WHAT YOU ARE ASKED TO DO.
Leave out the pictures and repeat the rest of the material exactly.

= = = = =

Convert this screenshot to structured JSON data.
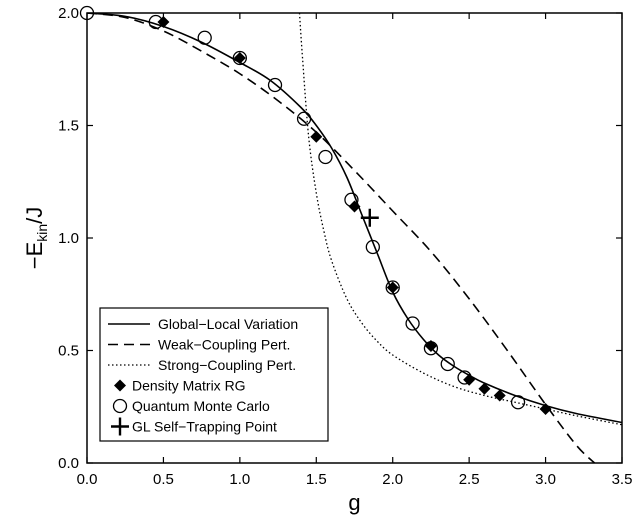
{
  "chart_data": {
    "type": "line",
    "xlabel": "g",
    "ylabel": {
      "prefix": "−E",
      "subscript": "kin",
      "suffix": "/J"
    },
    "xlim": [
      0.0,
      3.5
    ],
    "ylim": [
      0.0,
      2.0
    ],
    "xticks": [
      "0.0",
      "0.5",
      "1.0",
      "1.5",
      "2.0",
      "2.5",
      "3.0",
      "3.5"
    ],
    "yticks": [
      "0.0",
      "0.5",
      "1.0",
      "1.5",
      "2.0"
    ],
    "grid": false,
    "legend_position": "bottom-left",
    "series": [
      {
        "name": "Global−Local Variation",
        "style": "solid",
        "x": [
          0.0,
          0.25,
          0.5,
          0.75,
          1.0,
          1.2,
          1.4,
          1.5,
          1.6,
          1.7,
          1.8,
          1.9,
          2.0,
          2.1,
          2.2,
          2.3,
          2.4,
          2.5,
          2.6,
          2.8,
          3.0,
          3.2,
          3.5
        ],
        "y": [
          2.0,
          1.985,
          1.94,
          1.87,
          1.78,
          1.7,
          1.58,
          1.5,
          1.4,
          1.27,
          1.1,
          0.93,
          0.76,
          0.64,
          0.55,
          0.48,
          0.43,
          0.39,
          0.355,
          0.3,
          0.255,
          0.22,
          0.18
        ]
      },
      {
        "name": "Weak−Coupling Pert.",
        "style": "dashed",
        "x": [
          0.0,
          0.25,
          0.5,
          0.75,
          1.0,
          1.25,
          1.5,
          1.75,
          2.0,
          2.25,
          2.5,
          2.75,
          3.0,
          3.2,
          3.32
        ],
        "y": [
          2.0,
          1.98,
          1.92,
          1.83,
          1.73,
          1.61,
          1.47,
          1.3,
          1.12,
          0.94,
          0.73,
          0.5,
          0.26,
          0.08,
          0.0
        ]
      },
      {
        "name": "Strong−Coupling Pert.",
        "style": "dotted",
        "x": [
          1.39,
          1.41,
          1.45,
          1.5,
          1.55,
          1.6,
          1.7,
          1.8,
          1.9,
          2.0,
          2.2,
          2.4,
          2.6,
          2.8,
          3.0,
          3.2,
          3.5
        ],
        "y": [
          2.0,
          1.8,
          1.45,
          1.2,
          1.03,
          0.9,
          0.73,
          0.62,
          0.54,
          0.48,
          0.4,
          0.34,
          0.3,
          0.27,
          0.24,
          0.21,
          0.17
        ]
      },
      {
        "name": "Density Matrix RG",
        "marker": "diamond",
        "x": [
          0.5,
          1.0,
          1.5,
          1.75,
          2.0,
          2.25,
          2.5,
          2.6,
          2.7,
          3.0
        ],
        "y": [
          1.96,
          1.8,
          1.45,
          1.14,
          0.78,
          0.52,
          0.37,
          0.33,
          0.3,
          0.24
        ]
      },
      {
        "name": "Quantum Monte Carlo",
        "marker": "circle",
        "x": [
          0.0,
          0.45,
          0.77,
          1.0,
          1.23,
          1.42,
          1.56,
          1.73,
          1.87,
          2.0,
          2.13,
          2.25,
          2.36,
          2.47,
          2.82
        ],
        "y": [
          2.0,
          1.96,
          1.89,
          1.8,
          1.68,
          1.53,
          1.36,
          1.17,
          0.96,
          0.78,
          0.62,
          0.51,
          0.44,
          0.38,
          0.27
        ]
      },
      {
        "name": "GL Self−Trapping Point",
        "marker": "plus",
        "x": [
          1.85
        ],
        "y": [
          1.09
        ]
      }
    ]
  }
}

= = = = =

EXERCISE RESPONSE.
Convert this screenshot to structured JSON data.
{
  "chart_data": {
    "type": "line",
    "xlabel": "g",
    "ylabel": {
      "prefix": "−E",
      "subscript": "kin",
      "suffix": "/J"
    },
    "xlim": [
      0.0,
      3.5
    ],
    "ylim": [
      0.0,
      2.0
    ],
    "xticks": [
      "0.0",
      "0.5",
      "1.0",
      "1.5",
      "2.0",
      "2.5",
      "3.0",
      "3.5"
    ],
    "yticks": [
      "0.0",
      "0.5",
      "1.0",
      "1.5",
      "2.0"
    ],
    "grid": false,
    "legend_position": "bottom-left",
    "series": [
      {
        "name": "Global−Local Variation",
        "style": "solid",
        "x": [
          0.0,
          0.25,
          0.5,
          0.75,
          1.0,
          1.2,
          1.4,
          1.5,
          1.6,
          1.7,
          1.8,
          1.9,
          2.0,
          2.1,
          2.2,
          2.3,
          2.4,
          2.5,
          2.6,
          2.8,
          3.0,
          3.2,
          3.5
        ],
        "y": [
          2.0,
          1.985,
          1.94,
          1.87,
          1.78,
          1.7,
          1.58,
          1.5,
          1.4,
          1.27,
          1.1,
          0.93,
          0.76,
          0.64,
          0.55,
          0.48,
          0.43,
          0.39,
          0.355,
          0.3,
          0.255,
          0.22,
          0.18
        ]
      },
      {
        "name": "Weak−Coupling Pert.",
        "style": "dashed",
        "x": [
          0.0,
          0.25,
          0.5,
          0.75,
          1.0,
          1.25,
          1.5,
          1.75,
          2.0,
          2.25,
          2.5,
          2.75,
          3.0,
          3.2,
          3.32
        ],
        "y": [
          2.0,
          1.98,
          1.92,
          1.83,
          1.73,
          1.61,
          1.47,
          1.3,
          1.12,
          0.94,
          0.73,
          0.5,
          0.26,
          0.08,
          0.0
        ]
      },
      {
        "name": "Strong−Coupling Pert.",
        "style": "dotted",
        "x": [
          1.39,
          1.41,
          1.45,
          1.5,
          1.55,
          1.6,
          1.7,
          1.8,
          1.9,
          2.0,
          2.2,
          2.4,
          2.6,
          2.8,
          3.0,
          3.2,
          3.5
        ],
        "y": [
          2.0,
          1.8,
          1.45,
          1.2,
          1.03,
          0.9,
          0.73,
          0.62,
          0.54,
          0.48,
          0.4,
          0.34,
          0.3,
          0.27,
          0.24,
          0.21,
          0.17
        ]
      },
      {
        "name": "Density Matrix RG",
        "marker": "diamond",
        "x": [
          0.5,
          1.0,
          1.5,
          1.75,
          2.0,
          2.25,
          2.5,
          2.6,
          2.7,
          3.0
        ],
        "y": [
          1.96,
          1.8,
          1.45,
          1.14,
          0.78,
          0.52,
          0.37,
          0.33,
          0.3,
          0.24
        ]
      },
      {
        "name": "Quantum Monte Carlo",
        "marker": "circle",
        "x": [
          0.0,
          0.45,
          0.77,
          1.0,
          1.23,
          1.42,
          1.56,
          1.73,
          1.87,
          2.0,
          2.13,
          2.25,
          2.36,
          2.47,
          2.82
        ],
        "y": [
          2.0,
          1.96,
          1.89,
          1.8,
          1.68,
          1.53,
          1.36,
          1.17,
          0.96,
          0.78,
          0.62,
          0.51,
          0.44,
          0.38,
          0.27
        ]
      },
      {
        "name": "GL Self−Trapping Point",
        "marker": "plus",
        "x": [
          1.85
        ],
        "y": [
          1.09
        ]
      }
    ]
  }
}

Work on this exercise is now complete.